**Work to do:** Your job is to restate each entry word for word.

Data entries
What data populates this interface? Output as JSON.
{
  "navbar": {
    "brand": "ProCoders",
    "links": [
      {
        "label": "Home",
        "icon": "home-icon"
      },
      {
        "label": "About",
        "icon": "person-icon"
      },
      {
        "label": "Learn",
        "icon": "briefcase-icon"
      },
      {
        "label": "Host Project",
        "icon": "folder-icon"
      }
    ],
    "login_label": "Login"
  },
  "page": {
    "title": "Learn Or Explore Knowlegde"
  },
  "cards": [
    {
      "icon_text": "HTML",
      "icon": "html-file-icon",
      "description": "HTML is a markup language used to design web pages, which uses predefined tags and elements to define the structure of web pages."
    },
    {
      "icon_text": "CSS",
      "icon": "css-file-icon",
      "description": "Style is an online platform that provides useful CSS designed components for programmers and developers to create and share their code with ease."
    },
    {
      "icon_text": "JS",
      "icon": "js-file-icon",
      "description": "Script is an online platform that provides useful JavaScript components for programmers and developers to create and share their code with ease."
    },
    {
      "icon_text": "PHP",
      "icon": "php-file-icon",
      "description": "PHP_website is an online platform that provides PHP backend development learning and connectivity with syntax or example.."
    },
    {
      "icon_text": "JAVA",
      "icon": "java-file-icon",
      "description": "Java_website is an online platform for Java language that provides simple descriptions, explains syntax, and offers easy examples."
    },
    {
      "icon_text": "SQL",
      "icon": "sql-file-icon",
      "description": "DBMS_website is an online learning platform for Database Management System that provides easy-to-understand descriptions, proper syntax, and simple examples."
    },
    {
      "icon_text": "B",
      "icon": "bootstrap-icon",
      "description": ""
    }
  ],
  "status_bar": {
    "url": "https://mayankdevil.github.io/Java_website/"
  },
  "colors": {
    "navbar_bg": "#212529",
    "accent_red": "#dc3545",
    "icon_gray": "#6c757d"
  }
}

**Completed task:**
What data populates this interface? Output as JSON.
{
  "navbar": {
    "brand": "ProCoders",
    "links": [
      {
        "label": "Home",
        "icon": "home-icon"
      },
      {
        "label": "About",
        "icon": "person-icon"
      },
      {
        "label": "Learn",
        "icon": "briefcase-icon"
      },
      {
        "label": "Host Project",
        "icon": "folder-icon"
      }
    ],
    "login_label": "Login"
  },
  "page": {
    "title": "Learn Or Explore Knowlegde"
  },
  "cards": [
    {
      "icon_text": "HTML",
      "icon": "html-file-icon",
      "description": "HTML is a markup language used to design web pages, which uses predefined tags and elements to define the structure of web pages."
    },
    {
      "icon_text": "CSS",
      "icon": "css-file-icon",
      "description": "Style is an online platform that provides useful CSS designed components for programmers and developers to create and share their code with ease."
    },
    {
      "icon_text": "JS",
      "icon": "js-file-icon",
      "description": "Script is an online platform that provides useful JavaScript components for programmers and developers to create and share their code with ease."
    },
    {
      "icon_text": "PHP",
      "icon": "php-file-icon",
      "description": "PHP_website is an online platform that provides PHP backend development learning and connectivity with syntax or example.."
    },
    {
      "icon_text": "JAVA",
      "icon": "java-file-icon",
      "description": "Java_website is an online platform for Java language that provides simple descriptions, explains syntax, and offers easy examples."
    },
    {
      "icon_text": "SQL",
      "icon": "sql-file-icon",
      "description": "DBMS_website is an online learning platform for Database Management System that provides easy-to-understand descriptions, proper syntax, and simple examples."
    },
    {
      "icon_text": "B",
      "icon": "bootstrap-icon",
      "description": ""
    }
  ],
  "status_bar": {
    "url": "https://mayankdevil.github.io/Java_website/"
  },
  "colors": {
    "navbar_bg": "#212529",
    "accent_red": "#dc3545",
    "icon_gray": "#6c757d"
  }
}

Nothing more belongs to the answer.